[Work required]:
In the entries below, identify every line with the string "this" and copy it.

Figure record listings
* * * *
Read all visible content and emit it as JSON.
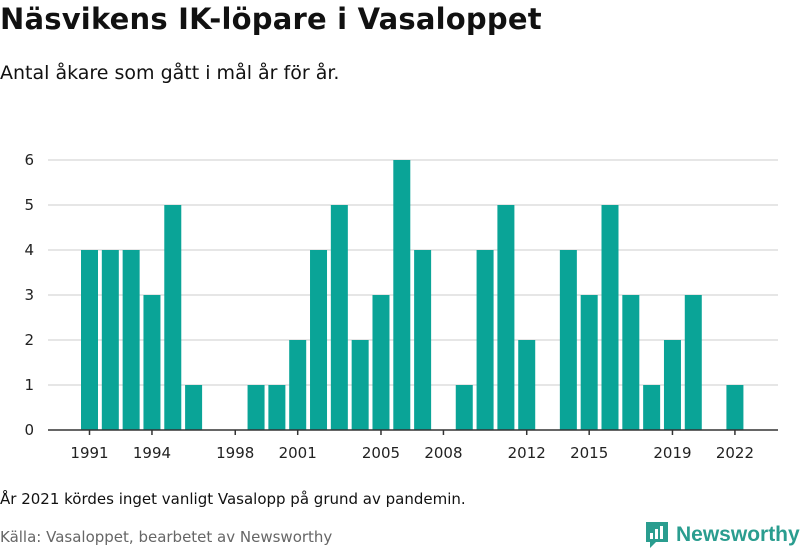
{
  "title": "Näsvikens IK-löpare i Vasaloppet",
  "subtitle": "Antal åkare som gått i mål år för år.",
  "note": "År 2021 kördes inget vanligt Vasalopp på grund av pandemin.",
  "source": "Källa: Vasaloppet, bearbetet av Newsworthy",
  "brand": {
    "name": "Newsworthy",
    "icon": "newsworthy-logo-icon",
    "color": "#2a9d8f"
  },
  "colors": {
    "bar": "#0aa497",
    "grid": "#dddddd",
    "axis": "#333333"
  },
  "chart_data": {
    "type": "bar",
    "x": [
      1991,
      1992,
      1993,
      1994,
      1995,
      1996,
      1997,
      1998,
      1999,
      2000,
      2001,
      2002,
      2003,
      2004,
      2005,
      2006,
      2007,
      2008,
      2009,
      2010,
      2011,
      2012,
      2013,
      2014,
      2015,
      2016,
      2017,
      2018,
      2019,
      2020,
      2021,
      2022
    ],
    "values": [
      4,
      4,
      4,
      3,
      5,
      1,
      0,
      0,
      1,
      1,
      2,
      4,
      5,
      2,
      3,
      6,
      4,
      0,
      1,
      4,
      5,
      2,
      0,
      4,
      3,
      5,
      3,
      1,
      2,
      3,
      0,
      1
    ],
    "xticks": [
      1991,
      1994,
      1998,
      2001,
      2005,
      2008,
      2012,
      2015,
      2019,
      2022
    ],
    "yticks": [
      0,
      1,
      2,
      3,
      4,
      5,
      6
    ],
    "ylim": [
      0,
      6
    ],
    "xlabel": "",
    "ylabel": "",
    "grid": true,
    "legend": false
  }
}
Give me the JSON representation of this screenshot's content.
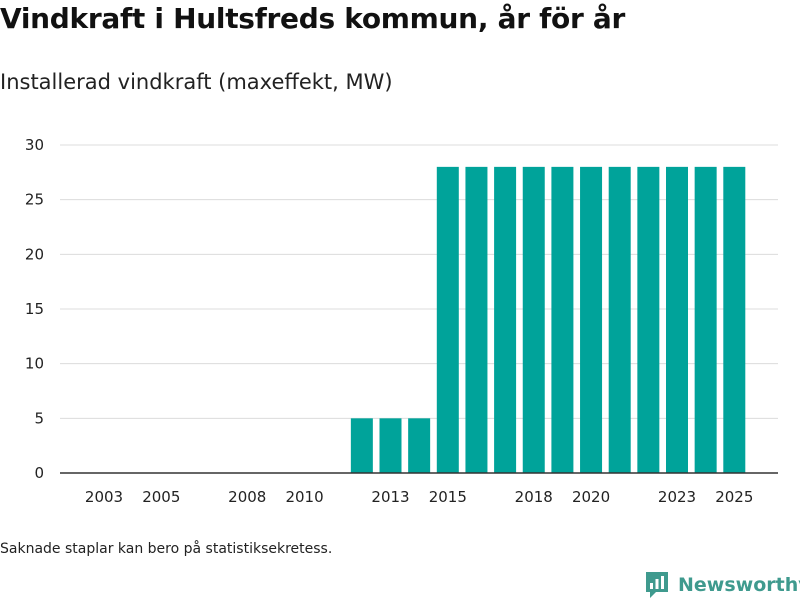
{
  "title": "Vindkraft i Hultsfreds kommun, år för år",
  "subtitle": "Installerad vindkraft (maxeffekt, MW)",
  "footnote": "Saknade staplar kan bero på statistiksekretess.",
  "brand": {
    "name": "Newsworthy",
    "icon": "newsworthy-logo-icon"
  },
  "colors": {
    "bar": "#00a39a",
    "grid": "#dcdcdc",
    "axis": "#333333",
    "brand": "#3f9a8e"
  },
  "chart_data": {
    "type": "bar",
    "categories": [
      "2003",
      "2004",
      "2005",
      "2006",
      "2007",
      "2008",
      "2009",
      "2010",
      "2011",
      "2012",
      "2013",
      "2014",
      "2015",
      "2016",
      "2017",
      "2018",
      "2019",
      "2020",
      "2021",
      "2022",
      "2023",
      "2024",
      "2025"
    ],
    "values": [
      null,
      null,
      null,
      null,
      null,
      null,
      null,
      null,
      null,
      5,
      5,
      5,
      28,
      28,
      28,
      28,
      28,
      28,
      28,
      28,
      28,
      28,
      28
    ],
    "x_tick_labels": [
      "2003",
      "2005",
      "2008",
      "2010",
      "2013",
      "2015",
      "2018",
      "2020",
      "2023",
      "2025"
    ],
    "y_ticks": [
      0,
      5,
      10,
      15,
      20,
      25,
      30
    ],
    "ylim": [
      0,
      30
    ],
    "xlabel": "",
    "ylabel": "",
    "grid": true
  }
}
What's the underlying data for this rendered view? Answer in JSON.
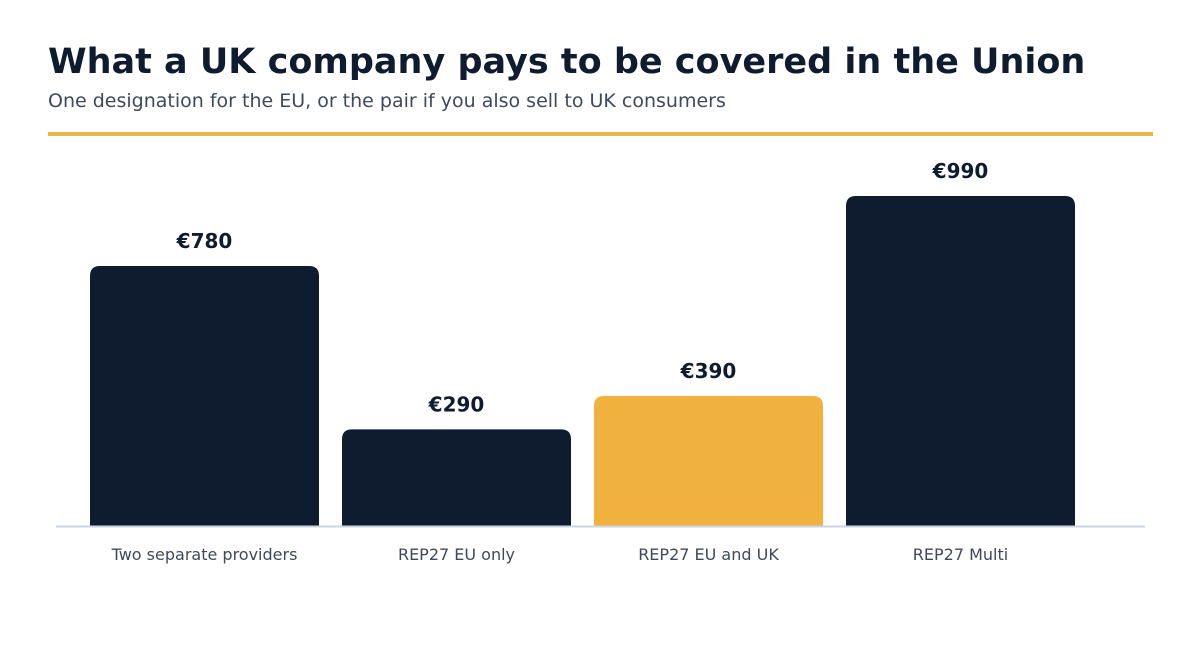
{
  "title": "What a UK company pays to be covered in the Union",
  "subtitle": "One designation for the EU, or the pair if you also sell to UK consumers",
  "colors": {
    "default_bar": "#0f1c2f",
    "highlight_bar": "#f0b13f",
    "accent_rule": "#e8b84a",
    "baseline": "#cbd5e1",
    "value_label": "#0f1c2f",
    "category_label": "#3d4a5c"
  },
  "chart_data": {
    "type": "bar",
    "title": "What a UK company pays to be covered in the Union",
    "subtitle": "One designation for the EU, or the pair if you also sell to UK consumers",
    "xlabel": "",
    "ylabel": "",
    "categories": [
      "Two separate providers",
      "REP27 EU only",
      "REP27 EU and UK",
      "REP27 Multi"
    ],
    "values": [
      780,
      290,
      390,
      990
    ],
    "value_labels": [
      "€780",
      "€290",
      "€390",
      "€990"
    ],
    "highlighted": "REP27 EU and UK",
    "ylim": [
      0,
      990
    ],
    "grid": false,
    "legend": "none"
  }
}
* * * *
[Solution below]:
Give me the JSON representation of this screenshot's content.
What's the underlying data for this rendered view? Answer in JSON.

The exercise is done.